## Action item
Using the data below, return every line that holds the word "higher".

Document content entries:
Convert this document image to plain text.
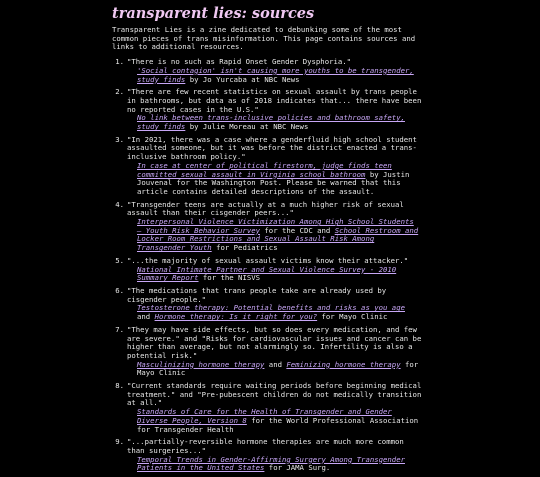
transparent lies: sources

Transparent Lies is a zine dedicated to debunking some of the most common pieces of trans misinformation. This page contains sources and links to additional resources.

1. "There is no such as Rapid Onset Gender Dysphoria."
'Social contagion' isn't causing more youths to be transgender, study finds by Jo Yurcaba at NBC News
2. "There are few recent statistics on sexual assault by trans people in bathrooms, but data as of 2018 indicates that... there have been no reported cases in the U.S."
No link between trans-inclusive policies and bathroom safety, study finds by Julie Moreau at NBC News
3. "In 2021, there was a case where a genderfluid high school student assaulted someone, but it was before the district enacted a trans-inclusive bathroom policy."
In case at center of political firestorm, judge finds teen committed sexual assault in Virginia school bathroom by Justin Jouvenal for the Washington Post. Please be warned that this article contains detailed descriptions of the assault.
4. "Transgender teens are actually at a much higher risk of sexual assault than their cisgender peers..."
Interpersonal Violence Victimization Among High School Students — Youth Risk Behavior Survey for the CDC and School Restroom and Locker Room Restrictions and Sexual Assault Risk Among Transgender Youth for Pediatrics
5. "...the majority of sexual assault victims know their attacker."
National Intimate Partner and Sexual Violence Survey - 2010 Summary Report for the NISVS
6. "The medications that trans people take are already used by cisgender people."
Testosterone therapy: Potential benefits and risks as you age and Hormone therapy: Is it right for you? for Mayo Clinic
7. "They may have side effects, but so does every medication, and few are severe." and "Risks for cardiovascular issues and cancer can be higher than average, but not alarmingly so. Infertility is also a potential risk."
Masculinizing hormone therapy and Feminizing hormone therapy for Mayo Clinic
8. "Current standards require waiting periods before beginning medical treatment." and "Pre-pubescent children do not medically transition at all."
Standards of Care for the Health of Transgender and Gender Diverse People, Version 8 for the World Professional Association for Transgender Health
9. "...partially-reversible hormone therapies are much more common than surgeries..."
Temporal Trends in Gender-Affirming Surgery Among Transgender Patients in the United States for JAMA Surg.
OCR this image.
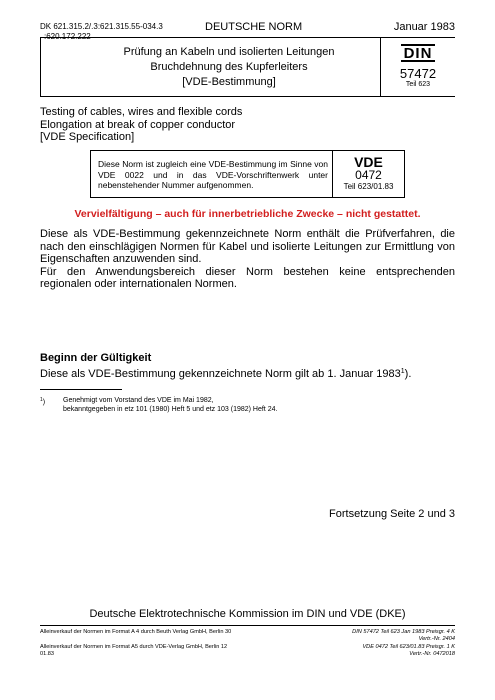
DK 621.315.2/.3:621.315.55-034.3
:620.172.222
DEUTSCHE NORM	Januar 1983
Prüfung an Kabeln und isolierten Leitungen
Bruchdehnung des Kupferleiters
[VDE-Bestimmung]
DIN
57472
Teil 623
Testing of cables, wires and flexible cords
Elongation at break of copper conductor
[VDE Specification]
Diese Norm ist zugleich eine VDE-Bestimmung im Sinne von VDE 0022 und in das VDE-Vorschriftenwerk unter nebenstehender Nummer aufgenommen.
VDE
0472
Teil 623/01.83
Vervielfältigung – auch für innerbetriebliche Zwecke – nicht gestattet.

Diese als VDE-Bestimmung gekennzeichnete Norm enthält die Prüfverfahren, die nach den einschlägigen Normen für Kabel und isolierte Leitungen zur Ermittlung von Eigenschaften anzuwenden sind.

Für den Anwendungsbereich dieser Norm bestehen keine entsprechenden regionalen oder internationalen Normen.

Beginn der Gültigkeit
Diese als VDE-Bestimmung gekennzeichnete Norm gilt ab 1. Januar 1983$^1$).
$^1$)	Genehmigt vom Vorstand des VDE im Mai 1982,
bekanntgegeben in etz 101 (1980) Heft 5 und etz 103 (1982) Heft 24.
Fortsetzung Seite 2 und 3
Deutsche Elektrotechnische Kommission im DIN und VDE (DKE)
Alleinverkauf der Normen im Format A 4 durch Beuth Verlag GmbH, Berlin 30
Alleinverkauf der Normen im Format A5 durch VDE-Verlag GmbH, Berlin 12
01.83
DIN 57472 Teil 623 Jan 1983 Preisgr. 4 K
Vertr.-Nr. 2404
VDE 0472 Teil 623/01.83 Preisgr. 1 K
Vertr.-Nr. 0472018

## Exercise answer
4. "Transgender teens are actually at a much higher risk of sexual assault than their cisgender peers..."
7. "They may have side effects, but so does every medication, and few are severe." and "Risks for cardiovascular issues and cancer can be higher than average, but not alarmingly so. Infertility is also a potential risk."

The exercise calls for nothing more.